#### EXERCISE BRIEF
Every entry below should be transcribed exactly; pictures stay out of the copy.

#### RECORDED INFORMATION
___

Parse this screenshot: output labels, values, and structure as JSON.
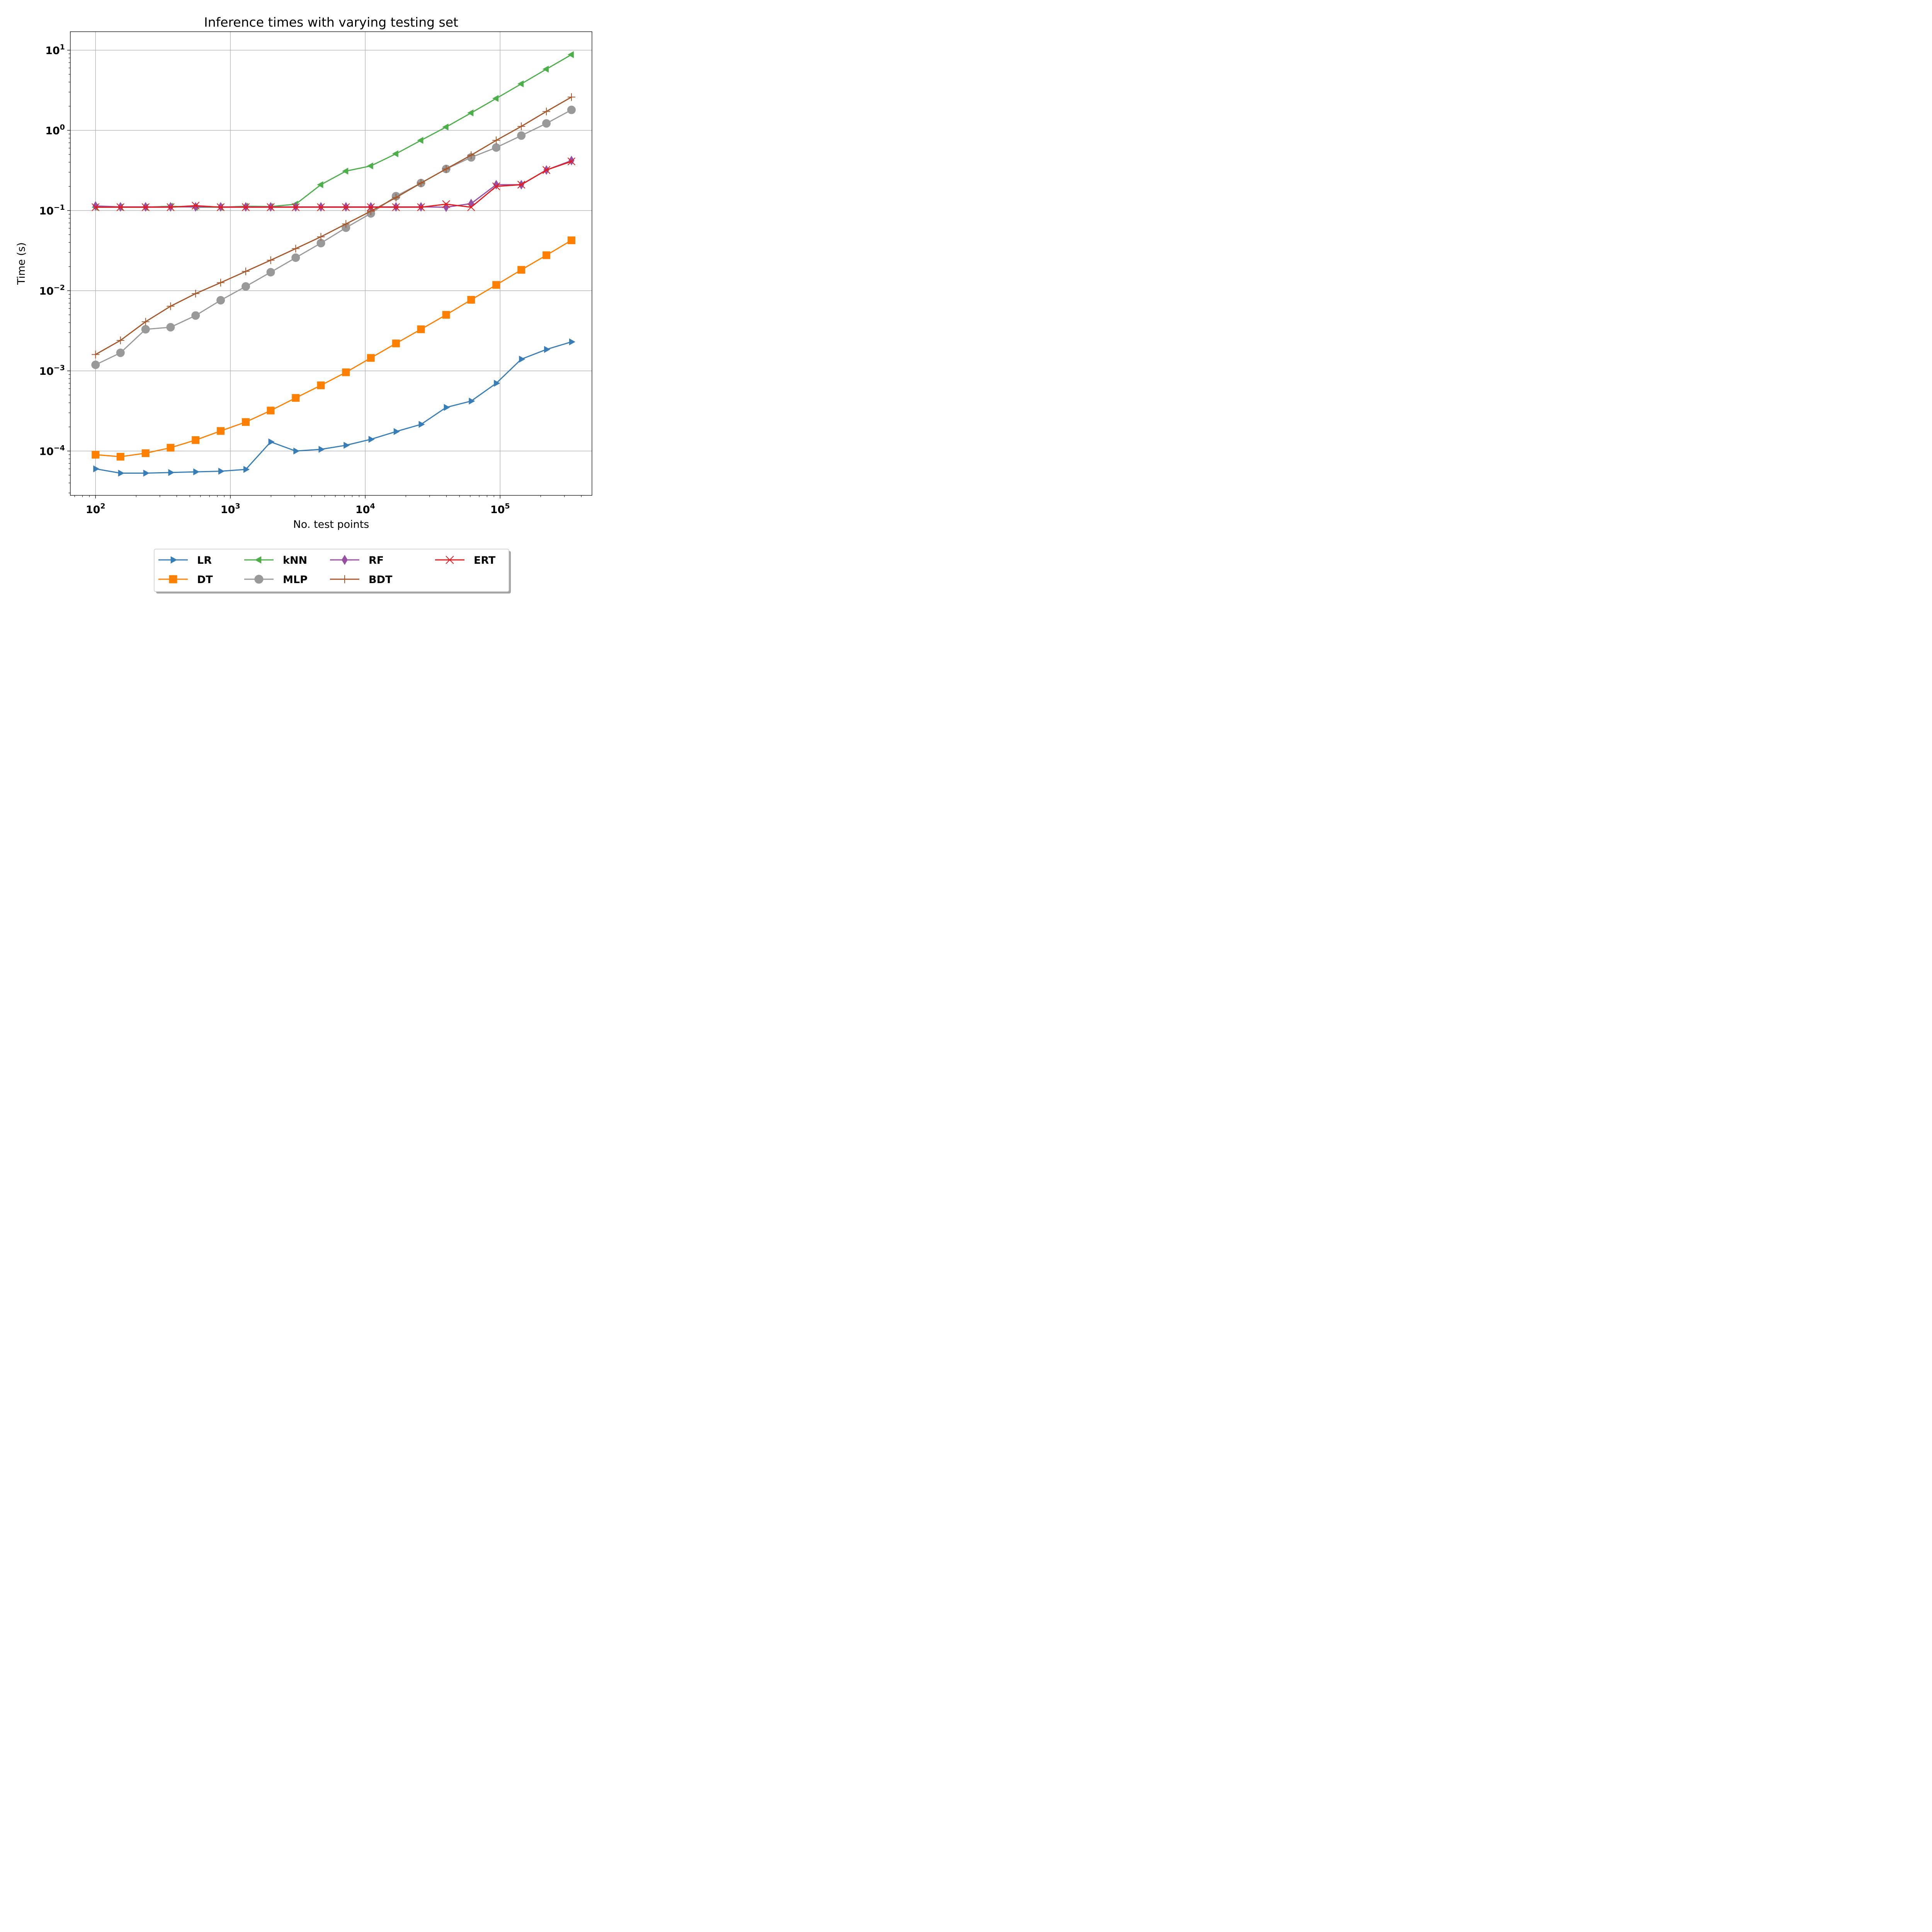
{
  "chart_data": {
    "type": "line",
    "title": "Inference times with varying testing set",
    "xlabel": "No. test points",
    "ylabel": "Time (s)",
    "xscale": "log",
    "yscale": "log",
    "xlim": [
      65,
      480000
    ],
    "ylim": [
      2.8e-05,
      17
    ],
    "grid": true,
    "legend_position": "below plot, centered, 4 columns",
    "x_ticks": [
      {
        "value": 100,
        "base": "10",
        "exp": "2"
      },
      {
        "value": 1000,
        "base": "10",
        "exp": "3"
      },
      {
        "value": 10000,
        "base": "10",
        "exp": "4"
      },
      {
        "value": 100000,
        "base": "10",
        "exp": "5"
      }
    ],
    "y_ticks": [
      {
        "value": 0.0001,
        "base": "10",
        "exp": "−4"
      },
      {
        "value": 0.001,
        "base": "10",
        "exp": "−3"
      },
      {
        "value": 0.01,
        "base": "10",
        "exp": "−2"
      },
      {
        "value": 0.1,
        "base": "10",
        "exp": "−1"
      },
      {
        "value": 1,
        "base": "10",
        "exp": "0"
      },
      {
        "value": 10,
        "base": "10",
        "exp": "1"
      }
    ],
    "x": [
      100,
      153,
      235,
      360,
      552,
      847,
      1300,
      1990,
      3050,
      4690,
      7190,
      11000,
      16900,
      25900,
      39800,
      61000,
      93600,
      143700,
      220500,
      338300
    ],
    "series": [
      {
        "name": "LR",
        "color": "#377eb8",
        "marker": "triangle-right",
        "values": [
          6e-05,
          5.3e-05,
          5.3e-05,
          5.4e-05,
          5.5e-05,
          5.6e-05,
          5.9e-05,
          0.00013,
          0.0001,
          0.000105,
          0.000118,
          0.00014,
          0.000175,
          0.000215,
          0.00035,
          0.00042,
          0.0007,
          0.0014,
          0.00185,
          0.0023
        ]
      },
      {
        "name": "DT",
        "color": "#ff7f00",
        "marker": "square",
        "values": [
          9e-05,
          8.5e-05,
          9.4e-05,
          0.00011,
          0.000137,
          0.000178,
          0.00023,
          0.00032,
          0.00046,
          0.00066,
          0.00096,
          0.00145,
          0.0022,
          0.0033,
          0.005,
          0.0077,
          0.0118,
          0.0182,
          0.0277,
          0.0425
        ]
      },
      {
        "name": "kNN",
        "color": "#4daf4a",
        "marker": "triangle-left",
        "values": [
          0.11,
          0.11,
          0.11,
          0.113,
          0.11,
          0.11,
          0.113,
          0.112,
          0.12,
          0.21,
          0.31,
          0.36,
          0.51,
          0.75,
          1.1,
          1.65,
          2.5,
          3.8,
          5.8,
          8.8
        ]
      },
      {
        "name": "MLP",
        "color": "#999999",
        "marker": "circle",
        "values": [
          0.00119,
          0.00168,
          0.0033,
          0.0035,
          0.0049,
          0.0076,
          0.0113,
          0.017,
          0.0258,
          0.0392,
          0.061,
          0.092,
          0.151,
          0.22,
          0.33,
          0.46,
          0.61,
          0.86,
          1.22,
          1.8
        ]
      },
      {
        "name": "RF",
        "color": "#984ea3",
        "marker": "thin-diamond",
        "values": [
          0.114,
          0.111,
          0.111,
          0.111,
          0.111,
          0.111,
          0.111,
          0.111,
          0.111,
          0.111,
          0.111,
          0.111,
          0.111,
          0.111,
          0.11,
          0.122,
          0.21,
          0.21,
          0.32,
          0.42
        ]
      },
      {
        "name": "BDT",
        "color": "#a65628",
        "marker": "plus",
        "values": [
          0.0016,
          0.0024,
          0.0041,
          0.0064,
          0.0092,
          0.0126,
          0.0174,
          0.024,
          0.0335,
          0.047,
          0.068,
          0.098,
          0.145,
          0.22,
          0.33,
          0.49,
          0.75,
          1.12,
          1.72,
          2.6
        ]
      },
      {
        "name": "ERT",
        "color": "#e41a1c",
        "marker": "x",
        "values": [
          0.11,
          0.11,
          0.11,
          0.11,
          0.115,
          0.11,
          0.11,
          0.11,
          0.11,
          0.11,
          0.11,
          0.11,
          0.11,
          0.11,
          0.12,
          0.11,
          0.2,
          0.21,
          0.32,
          0.41
        ]
      }
    ]
  }
}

___

#### ANSWER BELOW
Parse this screenshot: output labels, values, and structure as JSON.
{
  "chart_data": {
    "type": "line",
    "title": "Inference times with varying testing set",
    "xlabel": "No. test points",
    "ylabel": "Time (s)",
    "xscale": "log",
    "yscale": "log",
    "xlim": [
      65,
      480000
    ],
    "ylim": [
      2.8e-05,
      17
    ],
    "grid": true,
    "legend_position": "below plot, centered, 4 columns",
    "x_ticks": [
      {
        "value": 100,
        "base": "10",
        "exp": "2"
      },
      {
        "value": 1000,
        "base": "10",
        "exp": "3"
      },
      {
        "value": 10000,
        "base": "10",
        "exp": "4"
      },
      {
        "value": 100000,
        "base": "10",
        "exp": "5"
      }
    ],
    "y_ticks": [
      {
        "value": 0.0001,
        "base": "10",
        "exp": "−4"
      },
      {
        "value": 0.001,
        "base": "10",
        "exp": "−3"
      },
      {
        "value": 0.01,
        "base": "10",
        "exp": "−2"
      },
      {
        "value": 0.1,
        "base": "10",
        "exp": "−1"
      },
      {
        "value": 1,
        "base": "10",
        "exp": "0"
      },
      {
        "value": 10,
        "base": "10",
        "exp": "1"
      }
    ],
    "x": [
      100,
      153,
      235,
      360,
      552,
      847,
      1300,
      1990,
      3050,
      4690,
      7190,
      11000,
      16900,
      25900,
      39800,
      61000,
      93600,
      143700,
      220500,
      338300
    ],
    "series": [
      {
        "name": "LR",
        "color": "#377eb8",
        "marker": "triangle-right",
        "values": [
          6e-05,
          5.3e-05,
          5.3e-05,
          5.4e-05,
          5.5e-05,
          5.6e-05,
          5.9e-05,
          0.00013,
          0.0001,
          0.000105,
          0.000118,
          0.00014,
          0.000175,
          0.000215,
          0.00035,
          0.00042,
          0.0007,
          0.0014,
          0.00185,
          0.0023
        ]
      },
      {
        "name": "DT",
        "color": "#ff7f00",
        "marker": "square",
        "values": [
          9e-05,
          8.5e-05,
          9.4e-05,
          0.00011,
          0.000137,
          0.000178,
          0.00023,
          0.00032,
          0.00046,
          0.00066,
          0.00096,
          0.00145,
          0.0022,
          0.0033,
          0.005,
          0.0077,
          0.0118,
          0.0182,
          0.0277,
          0.0425
        ]
      },
      {
        "name": "kNN",
        "color": "#4daf4a",
        "marker": "triangle-left",
        "values": [
          0.11,
          0.11,
          0.11,
          0.113,
          0.11,
          0.11,
          0.113,
          0.112,
          0.12,
          0.21,
          0.31,
          0.36,
          0.51,
          0.75,
          1.1,
          1.65,
          2.5,
          3.8,
          5.8,
          8.8
        ]
      },
      {
        "name": "MLP",
        "color": "#999999",
        "marker": "circle",
        "values": [
          0.00119,
          0.00168,
          0.0033,
          0.0035,
          0.0049,
          0.0076,
          0.0113,
          0.017,
          0.0258,
          0.0392,
          0.061,
          0.092,
          0.151,
          0.22,
          0.33,
          0.46,
          0.61,
          0.86,
          1.22,
          1.8
        ]
      },
      {
        "name": "RF",
        "color": "#984ea3",
        "marker": "thin-diamond",
        "values": [
          0.114,
          0.111,
          0.111,
          0.111,
          0.111,
          0.111,
          0.111,
          0.111,
          0.111,
          0.111,
          0.111,
          0.111,
          0.111,
          0.111,
          0.11,
          0.122,
          0.21,
          0.21,
          0.32,
          0.42
        ]
      },
      {
        "name": "BDT",
        "color": "#a65628",
        "marker": "plus",
        "values": [
          0.0016,
          0.0024,
          0.0041,
          0.0064,
          0.0092,
          0.0126,
          0.0174,
          0.024,
          0.0335,
          0.047,
          0.068,
          0.098,
          0.145,
          0.22,
          0.33,
          0.49,
          0.75,
          1.12,
          1.72,
          2.6
        ]
      },
      {
        "name": "ERT",
        "color": "#e41a1c",
        "marker": "x",
        "values": [
          0.11,
          0.11,
          0.11,
          0.11,
          0.115,
          0.11,
          0.11,
          0.11,
          0.11,
          0.11,
          0.11,
          0.11,
          0.11,
          0.11,
          0.12,
          0.11,
          0.2,
          0.21,
          0.32,
          0.41
        ]
      }
    ]
  }
}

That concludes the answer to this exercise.